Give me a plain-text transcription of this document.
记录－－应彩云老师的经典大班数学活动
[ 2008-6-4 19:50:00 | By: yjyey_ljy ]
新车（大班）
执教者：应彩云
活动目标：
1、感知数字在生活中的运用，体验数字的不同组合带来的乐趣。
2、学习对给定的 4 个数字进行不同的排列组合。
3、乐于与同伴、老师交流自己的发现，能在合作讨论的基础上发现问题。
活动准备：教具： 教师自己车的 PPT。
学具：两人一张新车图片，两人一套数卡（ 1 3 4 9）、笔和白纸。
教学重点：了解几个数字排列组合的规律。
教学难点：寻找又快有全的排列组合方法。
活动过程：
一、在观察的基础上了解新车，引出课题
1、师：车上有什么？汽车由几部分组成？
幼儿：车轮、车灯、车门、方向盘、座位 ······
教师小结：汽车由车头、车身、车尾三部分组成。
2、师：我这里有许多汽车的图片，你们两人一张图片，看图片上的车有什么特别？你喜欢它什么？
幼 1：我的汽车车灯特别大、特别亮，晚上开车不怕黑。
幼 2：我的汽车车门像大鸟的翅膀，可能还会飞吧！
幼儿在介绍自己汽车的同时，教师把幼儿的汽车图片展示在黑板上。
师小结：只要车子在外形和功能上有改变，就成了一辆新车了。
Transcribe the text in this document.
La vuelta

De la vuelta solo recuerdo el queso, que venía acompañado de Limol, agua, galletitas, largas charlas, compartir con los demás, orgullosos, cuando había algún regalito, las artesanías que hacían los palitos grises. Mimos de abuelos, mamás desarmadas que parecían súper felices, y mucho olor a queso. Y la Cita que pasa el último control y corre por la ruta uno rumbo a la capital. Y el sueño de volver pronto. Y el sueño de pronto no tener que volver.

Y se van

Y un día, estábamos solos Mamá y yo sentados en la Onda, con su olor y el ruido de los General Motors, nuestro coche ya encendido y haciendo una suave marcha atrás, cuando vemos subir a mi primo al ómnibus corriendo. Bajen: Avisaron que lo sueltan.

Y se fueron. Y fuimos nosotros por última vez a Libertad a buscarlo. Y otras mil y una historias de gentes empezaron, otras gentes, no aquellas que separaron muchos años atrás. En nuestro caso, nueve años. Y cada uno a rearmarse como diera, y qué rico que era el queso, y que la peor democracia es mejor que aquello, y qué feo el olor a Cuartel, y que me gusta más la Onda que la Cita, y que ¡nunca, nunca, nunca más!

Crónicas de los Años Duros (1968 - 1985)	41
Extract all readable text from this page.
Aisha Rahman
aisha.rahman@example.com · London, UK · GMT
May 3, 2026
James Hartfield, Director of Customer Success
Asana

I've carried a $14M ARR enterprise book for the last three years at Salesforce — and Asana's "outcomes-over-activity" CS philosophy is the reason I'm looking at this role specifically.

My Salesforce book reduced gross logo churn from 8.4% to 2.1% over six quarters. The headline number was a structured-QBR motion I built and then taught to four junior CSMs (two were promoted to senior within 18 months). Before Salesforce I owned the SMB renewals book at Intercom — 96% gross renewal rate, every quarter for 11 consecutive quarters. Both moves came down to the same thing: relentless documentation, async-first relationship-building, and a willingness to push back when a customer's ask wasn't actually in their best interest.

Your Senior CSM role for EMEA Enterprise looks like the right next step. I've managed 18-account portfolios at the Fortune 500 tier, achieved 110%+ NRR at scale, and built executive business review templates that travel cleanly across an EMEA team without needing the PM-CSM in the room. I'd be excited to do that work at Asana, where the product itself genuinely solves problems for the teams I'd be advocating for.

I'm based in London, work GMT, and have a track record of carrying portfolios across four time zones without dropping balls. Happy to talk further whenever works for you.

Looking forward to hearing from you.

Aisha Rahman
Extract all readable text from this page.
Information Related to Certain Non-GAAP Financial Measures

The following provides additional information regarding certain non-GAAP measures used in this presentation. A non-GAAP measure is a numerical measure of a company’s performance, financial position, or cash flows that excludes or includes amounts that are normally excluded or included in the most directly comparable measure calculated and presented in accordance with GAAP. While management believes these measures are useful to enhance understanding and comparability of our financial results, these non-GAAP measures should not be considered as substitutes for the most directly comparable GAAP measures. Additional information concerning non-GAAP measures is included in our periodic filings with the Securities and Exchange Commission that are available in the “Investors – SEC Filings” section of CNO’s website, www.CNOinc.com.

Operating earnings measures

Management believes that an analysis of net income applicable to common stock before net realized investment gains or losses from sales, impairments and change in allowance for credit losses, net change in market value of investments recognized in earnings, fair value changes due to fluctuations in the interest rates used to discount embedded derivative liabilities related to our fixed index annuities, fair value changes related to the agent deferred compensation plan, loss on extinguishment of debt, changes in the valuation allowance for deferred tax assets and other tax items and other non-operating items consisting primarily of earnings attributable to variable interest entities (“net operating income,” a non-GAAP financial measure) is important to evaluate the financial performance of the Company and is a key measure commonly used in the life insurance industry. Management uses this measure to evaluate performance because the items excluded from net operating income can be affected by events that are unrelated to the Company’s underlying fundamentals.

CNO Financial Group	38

Do this:
List each line of the records that holds the string "Salesforce".

Correct answer:
I've carried a $14M ARR enterprise book for the last three years at Salesforce — and Asana's "outcomes-over-activity" CS philosophy is the reason I'm looking at this role specifically.
My Salesforce book reduced gross logo churn from 8.4% to 2.1% over six quarters. The headline number was a structured-QBR motion I built and then taught to four junior CSMs (two were promoted to senior within 18 months). Before Salesforce I owned the SMB renewals book at Intercom — 96% gross renewal rate, every quarter for 11 consecutive quarters. Both moves came down to the same thing: relentless documentation, async-first relationship-building, and a willingness to push back when a customer's ask wasn't actually in their best interest.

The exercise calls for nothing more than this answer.